Records:

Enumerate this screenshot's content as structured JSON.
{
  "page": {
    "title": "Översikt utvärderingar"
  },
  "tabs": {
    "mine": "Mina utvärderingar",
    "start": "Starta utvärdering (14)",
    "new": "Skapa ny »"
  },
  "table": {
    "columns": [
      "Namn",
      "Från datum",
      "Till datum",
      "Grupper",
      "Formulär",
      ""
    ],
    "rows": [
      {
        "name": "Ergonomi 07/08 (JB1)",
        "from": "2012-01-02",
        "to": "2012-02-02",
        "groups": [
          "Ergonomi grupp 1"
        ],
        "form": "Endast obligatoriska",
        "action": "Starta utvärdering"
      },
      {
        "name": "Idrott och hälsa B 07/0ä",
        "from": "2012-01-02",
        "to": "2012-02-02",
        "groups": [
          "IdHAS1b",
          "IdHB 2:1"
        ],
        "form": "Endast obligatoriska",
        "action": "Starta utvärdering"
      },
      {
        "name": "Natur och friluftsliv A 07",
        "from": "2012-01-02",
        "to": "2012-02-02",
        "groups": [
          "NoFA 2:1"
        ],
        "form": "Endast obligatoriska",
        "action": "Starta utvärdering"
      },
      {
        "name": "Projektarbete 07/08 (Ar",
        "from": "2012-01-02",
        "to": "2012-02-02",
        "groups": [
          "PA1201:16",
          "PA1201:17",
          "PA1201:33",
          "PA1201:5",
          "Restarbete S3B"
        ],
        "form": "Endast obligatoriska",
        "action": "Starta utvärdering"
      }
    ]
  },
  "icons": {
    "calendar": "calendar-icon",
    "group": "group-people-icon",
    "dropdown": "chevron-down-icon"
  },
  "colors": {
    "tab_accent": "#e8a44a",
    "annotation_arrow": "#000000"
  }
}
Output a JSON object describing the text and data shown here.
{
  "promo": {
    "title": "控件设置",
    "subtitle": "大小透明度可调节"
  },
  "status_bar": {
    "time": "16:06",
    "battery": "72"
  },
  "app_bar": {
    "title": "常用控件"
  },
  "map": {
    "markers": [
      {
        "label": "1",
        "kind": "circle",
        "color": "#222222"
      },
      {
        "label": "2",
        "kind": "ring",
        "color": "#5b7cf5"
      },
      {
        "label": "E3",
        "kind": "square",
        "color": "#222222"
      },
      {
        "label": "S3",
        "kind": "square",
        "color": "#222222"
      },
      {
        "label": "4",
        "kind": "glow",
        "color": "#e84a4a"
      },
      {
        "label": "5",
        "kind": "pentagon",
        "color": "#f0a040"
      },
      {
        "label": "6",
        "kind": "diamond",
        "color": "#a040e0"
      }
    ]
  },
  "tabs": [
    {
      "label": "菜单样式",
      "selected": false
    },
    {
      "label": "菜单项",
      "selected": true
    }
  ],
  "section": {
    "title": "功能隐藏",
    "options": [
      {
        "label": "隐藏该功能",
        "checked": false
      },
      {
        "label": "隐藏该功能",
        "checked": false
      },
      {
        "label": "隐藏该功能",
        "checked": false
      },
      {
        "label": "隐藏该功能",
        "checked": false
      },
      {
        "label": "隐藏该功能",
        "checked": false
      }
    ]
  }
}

> [Task]:
Each line of the listing should be copied exactly.

> [Exercise output]:
Enumerate this screenshot's content as structured JSON.
{
  "page": {
    "title": "Översikt utvärderingar"
  },
  "tabs": {
    "mine": "Mina utvärderingar",
    "start": "Starta utvärdering (14)",
    "new": "Skapa ny »"
  },
  "table": {
    "columns": [
      "Namn",
      "Från datum",
      "Till datum",
      "Grupper",
      "Formulär",
      ""
    ],
    "rows": [
      {
        "name": "Ergonomi 07/08 (JB1)",
        "from": "2012-01-02",
        "to": "2012-02-02",
        "groups": [
          "Ergonomi grupp 1"
        ],
        "form": "Endast obligatoriska",
        "action": "Starta utvärdering"
      },
      {
        "name": "Idrott och hälsa B 07/0ä",
        "from": "2012-01-02",
        "to": "2012-02-02",
        "groups": [
          "IdHAS1b",
          "IdHB 2:1"
        ],
        "form": "Endast obligatoriska",
        "action": "Starta utvärdering"
      },
      {
        "name": "Natur och friluftsliv A 07",
        "from": "2012-01-02",
        "to": "2012-02-02",
        "groups": [
          "NoFA 2:1"
        ],
        "form": "Endast obligatoriska",
        "action": "Starta utvärdering"
      },
      {
        "name": "Projektarbete 07/08 (Ar",
        "from": "2012-01-02",
        "to": "2012-02-02",
        "groups": [
          "PA1201:16",
          "PA1201:17",
          "PA1201:33",
          "PA1201:5",
          "Restarbete S3B"
        ],
        "form": "Endast obligatoriska",
        "action": "Starta utvärdering"
      }
    ]
  },
  "icons": {
    "calendar": "calendar-icon",
    "group": "group-people-icon",
    "dropdown": "chevron-down-icon"
  },
  "colors": {
    "tab_accent": "#e8a44a",
    "annotation_arrow": "#000000"
  }
}
Output a JSON object describing the text and data shown here.
{
  "promo": {
    "title": "控件设置",
    "subtitle": "大小透明度可调节"
  },
  "status_bar": {
    "time": "16:06",
    "battery": "72"
  },
  "app_bar": {
    "title": "常用控件"
  },
  "map": {
    "markers": [
      {
        "label": "1",
        "kind": "circle",
        "color": "#222222"
      },
      {
        "label": "2",
        "kind": "ring",
        "color": "#5b7cf5"
      },
      {
        "label": "E3",
        "kind": "square",
        "color": "#222222"
      },
      {
        "label": "S3",
        "kind": "square",
        "color": "#222222"
      },
      {
        "label": "4",
        "kind": "glow",
        "color": "#e84a4a"
      },
      {
        "label": "5",
        "kind": "pentagon",
        "color": "#f0a040"
      },
      {
        "label": "6",
        "kind": "diamond",
        "color": "#a040e0"
      }
    ]
  },
  "tabs": [
    {
      "label": "菜单样式",
      "selected": false
    },
    {
      "label": "菜单项",
      "selected": true
    }
  ],
  "section": {
    "title": "功能隐藏",
    "options": [
      {
        "label": "隐藏该功能",
        "checked": false
      },
      {
        "label": "隐藏该功能",
        "checked": false
      },
      {
        "label": "隐藏该功能",
        "checked": false
      },
      {
        "label": "隐藏该功能",
        "checked": false
      },
      {
        "label": "隐藏该功能",
        "checked": false
      }
    ]
  }
}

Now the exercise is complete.